Items from a figure collection:
(begin)
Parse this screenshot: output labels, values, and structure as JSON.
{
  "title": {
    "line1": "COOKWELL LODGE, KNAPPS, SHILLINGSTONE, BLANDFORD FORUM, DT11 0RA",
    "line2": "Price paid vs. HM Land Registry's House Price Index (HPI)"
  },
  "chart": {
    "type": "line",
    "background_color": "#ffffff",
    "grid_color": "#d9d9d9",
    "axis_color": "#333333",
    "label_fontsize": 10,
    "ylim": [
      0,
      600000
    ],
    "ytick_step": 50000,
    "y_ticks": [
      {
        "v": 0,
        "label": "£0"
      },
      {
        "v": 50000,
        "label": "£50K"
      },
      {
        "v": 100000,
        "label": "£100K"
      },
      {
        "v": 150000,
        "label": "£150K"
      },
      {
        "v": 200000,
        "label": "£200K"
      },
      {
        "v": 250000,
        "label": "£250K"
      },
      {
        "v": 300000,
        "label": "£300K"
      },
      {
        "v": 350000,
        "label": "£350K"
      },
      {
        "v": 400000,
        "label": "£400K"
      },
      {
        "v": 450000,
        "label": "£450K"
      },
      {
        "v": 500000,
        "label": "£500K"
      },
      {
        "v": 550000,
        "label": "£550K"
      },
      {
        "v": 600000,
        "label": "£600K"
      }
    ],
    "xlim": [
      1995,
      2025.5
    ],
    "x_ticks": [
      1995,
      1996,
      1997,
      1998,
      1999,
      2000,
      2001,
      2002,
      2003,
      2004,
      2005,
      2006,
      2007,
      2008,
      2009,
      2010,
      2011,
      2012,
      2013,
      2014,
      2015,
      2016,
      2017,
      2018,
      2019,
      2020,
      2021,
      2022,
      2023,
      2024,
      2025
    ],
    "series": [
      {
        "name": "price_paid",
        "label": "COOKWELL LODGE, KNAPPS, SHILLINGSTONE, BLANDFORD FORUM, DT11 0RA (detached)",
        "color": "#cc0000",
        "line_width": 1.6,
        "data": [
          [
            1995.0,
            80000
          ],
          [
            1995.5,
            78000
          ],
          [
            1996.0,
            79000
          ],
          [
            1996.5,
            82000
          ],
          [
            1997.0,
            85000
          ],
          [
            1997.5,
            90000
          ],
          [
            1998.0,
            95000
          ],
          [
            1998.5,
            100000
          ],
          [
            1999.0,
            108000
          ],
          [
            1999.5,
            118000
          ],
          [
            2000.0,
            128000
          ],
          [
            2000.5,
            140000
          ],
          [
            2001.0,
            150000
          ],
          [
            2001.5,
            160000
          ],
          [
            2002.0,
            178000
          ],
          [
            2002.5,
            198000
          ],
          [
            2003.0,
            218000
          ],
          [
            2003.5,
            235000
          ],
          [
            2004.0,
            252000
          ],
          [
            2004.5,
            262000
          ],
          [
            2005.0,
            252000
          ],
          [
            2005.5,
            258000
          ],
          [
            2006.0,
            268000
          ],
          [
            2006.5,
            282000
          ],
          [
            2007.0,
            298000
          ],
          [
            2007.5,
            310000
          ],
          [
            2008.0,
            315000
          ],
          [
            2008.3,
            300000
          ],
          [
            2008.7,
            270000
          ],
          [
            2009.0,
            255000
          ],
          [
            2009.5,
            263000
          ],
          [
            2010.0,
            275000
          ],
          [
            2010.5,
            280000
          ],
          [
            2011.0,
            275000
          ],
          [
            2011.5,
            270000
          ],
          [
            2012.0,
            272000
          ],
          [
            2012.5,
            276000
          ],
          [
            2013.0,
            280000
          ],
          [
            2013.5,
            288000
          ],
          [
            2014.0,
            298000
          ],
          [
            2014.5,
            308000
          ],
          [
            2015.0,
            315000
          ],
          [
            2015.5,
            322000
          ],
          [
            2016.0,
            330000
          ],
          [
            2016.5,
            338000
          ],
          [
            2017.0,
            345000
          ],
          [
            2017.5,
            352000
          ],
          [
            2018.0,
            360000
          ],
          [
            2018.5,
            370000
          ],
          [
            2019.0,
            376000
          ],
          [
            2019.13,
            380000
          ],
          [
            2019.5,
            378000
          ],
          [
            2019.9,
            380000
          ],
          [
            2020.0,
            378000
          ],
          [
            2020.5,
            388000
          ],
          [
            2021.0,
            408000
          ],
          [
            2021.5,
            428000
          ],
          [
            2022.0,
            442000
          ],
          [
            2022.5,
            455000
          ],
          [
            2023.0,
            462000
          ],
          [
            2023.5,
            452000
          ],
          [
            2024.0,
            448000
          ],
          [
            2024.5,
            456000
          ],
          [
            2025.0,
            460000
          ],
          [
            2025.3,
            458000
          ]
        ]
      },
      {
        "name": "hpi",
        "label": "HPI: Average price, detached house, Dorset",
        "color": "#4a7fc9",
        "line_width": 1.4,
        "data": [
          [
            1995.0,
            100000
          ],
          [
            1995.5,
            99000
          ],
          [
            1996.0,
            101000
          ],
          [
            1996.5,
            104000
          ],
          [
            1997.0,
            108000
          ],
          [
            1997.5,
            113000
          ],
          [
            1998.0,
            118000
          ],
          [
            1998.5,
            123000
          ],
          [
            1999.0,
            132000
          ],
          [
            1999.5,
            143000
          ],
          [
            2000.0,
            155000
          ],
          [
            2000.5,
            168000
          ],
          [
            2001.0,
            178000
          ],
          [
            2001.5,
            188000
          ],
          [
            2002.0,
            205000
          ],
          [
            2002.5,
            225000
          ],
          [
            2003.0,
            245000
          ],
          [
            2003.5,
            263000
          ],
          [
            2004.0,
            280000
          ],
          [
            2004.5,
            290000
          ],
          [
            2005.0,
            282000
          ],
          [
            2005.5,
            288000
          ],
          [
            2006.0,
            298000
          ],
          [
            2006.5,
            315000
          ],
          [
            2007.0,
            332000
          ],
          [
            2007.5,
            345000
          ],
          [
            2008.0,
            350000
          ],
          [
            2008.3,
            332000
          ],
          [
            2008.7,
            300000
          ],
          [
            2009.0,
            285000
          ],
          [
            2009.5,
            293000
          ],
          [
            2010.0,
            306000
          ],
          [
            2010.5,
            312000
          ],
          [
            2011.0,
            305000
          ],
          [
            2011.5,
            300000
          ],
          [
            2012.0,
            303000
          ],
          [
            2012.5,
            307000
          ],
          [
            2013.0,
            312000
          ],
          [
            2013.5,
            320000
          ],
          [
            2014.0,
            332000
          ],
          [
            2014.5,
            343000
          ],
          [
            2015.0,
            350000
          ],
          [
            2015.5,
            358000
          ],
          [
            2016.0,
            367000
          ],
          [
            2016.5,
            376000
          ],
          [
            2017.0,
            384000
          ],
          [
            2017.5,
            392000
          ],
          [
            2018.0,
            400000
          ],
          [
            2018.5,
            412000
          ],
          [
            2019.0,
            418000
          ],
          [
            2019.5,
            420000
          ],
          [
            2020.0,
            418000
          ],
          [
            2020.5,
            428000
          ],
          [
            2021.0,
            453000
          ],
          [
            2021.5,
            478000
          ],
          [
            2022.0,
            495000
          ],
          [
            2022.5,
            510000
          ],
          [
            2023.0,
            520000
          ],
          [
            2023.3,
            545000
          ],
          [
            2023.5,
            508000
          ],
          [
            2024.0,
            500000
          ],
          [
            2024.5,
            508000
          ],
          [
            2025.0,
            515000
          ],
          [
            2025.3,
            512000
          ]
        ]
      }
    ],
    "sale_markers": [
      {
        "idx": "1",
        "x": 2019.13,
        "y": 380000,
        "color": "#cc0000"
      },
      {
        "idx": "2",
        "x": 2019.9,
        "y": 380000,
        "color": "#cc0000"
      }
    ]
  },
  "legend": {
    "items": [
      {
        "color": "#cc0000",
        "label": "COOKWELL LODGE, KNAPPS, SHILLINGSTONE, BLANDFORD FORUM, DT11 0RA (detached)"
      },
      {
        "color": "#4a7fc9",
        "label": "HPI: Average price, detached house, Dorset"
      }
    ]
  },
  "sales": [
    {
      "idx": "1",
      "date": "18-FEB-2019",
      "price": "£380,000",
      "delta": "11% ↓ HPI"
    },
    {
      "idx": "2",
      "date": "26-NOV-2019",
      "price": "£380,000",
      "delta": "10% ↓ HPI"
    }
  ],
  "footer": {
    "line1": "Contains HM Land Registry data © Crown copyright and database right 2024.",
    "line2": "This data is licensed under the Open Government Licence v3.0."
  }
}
(end)
Short task
Copy every line that includes the string "data" from the material above.

Exercise solution
        "data": [
        "data": [
    "line1": "Contains HM Land Registry data © Crown copyright and database right 2024.",
    "line2": "This data is licensed under the Open Government Licence v3.0."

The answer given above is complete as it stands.